- _WHAT NEEDS TO BE DONE_
Present the following data again exactly as it is shown.

(Stored data)
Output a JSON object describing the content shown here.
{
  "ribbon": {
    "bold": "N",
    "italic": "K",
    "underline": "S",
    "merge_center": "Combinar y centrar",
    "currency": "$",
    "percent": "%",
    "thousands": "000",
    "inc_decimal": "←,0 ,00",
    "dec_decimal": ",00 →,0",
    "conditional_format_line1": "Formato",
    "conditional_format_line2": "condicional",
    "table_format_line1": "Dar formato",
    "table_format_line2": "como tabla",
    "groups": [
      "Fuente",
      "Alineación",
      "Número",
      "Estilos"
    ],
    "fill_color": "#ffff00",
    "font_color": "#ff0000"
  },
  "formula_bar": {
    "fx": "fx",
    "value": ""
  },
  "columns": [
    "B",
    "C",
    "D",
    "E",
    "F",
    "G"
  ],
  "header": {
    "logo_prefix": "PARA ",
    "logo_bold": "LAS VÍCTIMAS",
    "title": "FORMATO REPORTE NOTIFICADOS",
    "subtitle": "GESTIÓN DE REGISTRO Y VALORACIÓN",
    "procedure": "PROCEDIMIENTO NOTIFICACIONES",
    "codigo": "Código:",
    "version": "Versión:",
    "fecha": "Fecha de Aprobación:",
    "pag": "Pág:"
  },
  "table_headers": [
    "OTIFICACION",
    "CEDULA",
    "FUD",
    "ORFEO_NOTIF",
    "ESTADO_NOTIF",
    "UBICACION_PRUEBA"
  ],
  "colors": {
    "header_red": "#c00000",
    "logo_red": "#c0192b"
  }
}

- _ANSWER FOR THIS EXERCISE_
Output a JSON object describing the content shown here.
{
  "ribbon": {
    "bold": "N",
    "italic": "K",
    "underline": "S",
    "merge_center": "Combinar y centrar",
    "currency": "$",
    "percent": "%",
    "thousands": "000",
    "inc_decimal": "←,0 ,00",
    "dec_decimal": ",00 →,0",
    "conditional_format_line1": "Formato",
    "conditional_format_line2": "condicional",
    "table_format_line1": "Dar formato",
    "table_format_line2": "como tabla",
    "groups": [
      "Fuente",
      "Alineación",
      "Número",
      "Estilos"
    ],
    "fill_color": "#ffff00",
    "font_color": "#ff0000"
  },
  "formula_bar": {
    "fx": "fx",
    "value": ""
  },
  "columns": [
    "B",
    "C",
    "D",
    "E",
    "F",
    "G"
  ],
  "header": {
    "logo_prefix": "PARA ",
    "logo_bold": "LAS VÍCTIMAS",
    "title": "FORMATO REPORTE NOTIFICADOS",
    "subtitle": "GESTIÓN DE REGISTRO Y VALORACIÓN",
    "procedure": "PROCEDIMIENTO NOTIFICACIONES",
    "codigo": "Código:",
    "version": "Versión:",
    "fecha": "Fecha de Aprobación:",
    "pag": "Pág:"
  },
  "table_headers": [
    "OTIFICACION",
    "CEDULA",
    "FUD",
    "ORFEO_NOTIF",
    "ESTADO_NOTIF",
    "UBICACION_PRUEBA"
  ],
  "colors": {
    "header_red": "#c00000",
    "logo_red": "#c0192b"
  }
}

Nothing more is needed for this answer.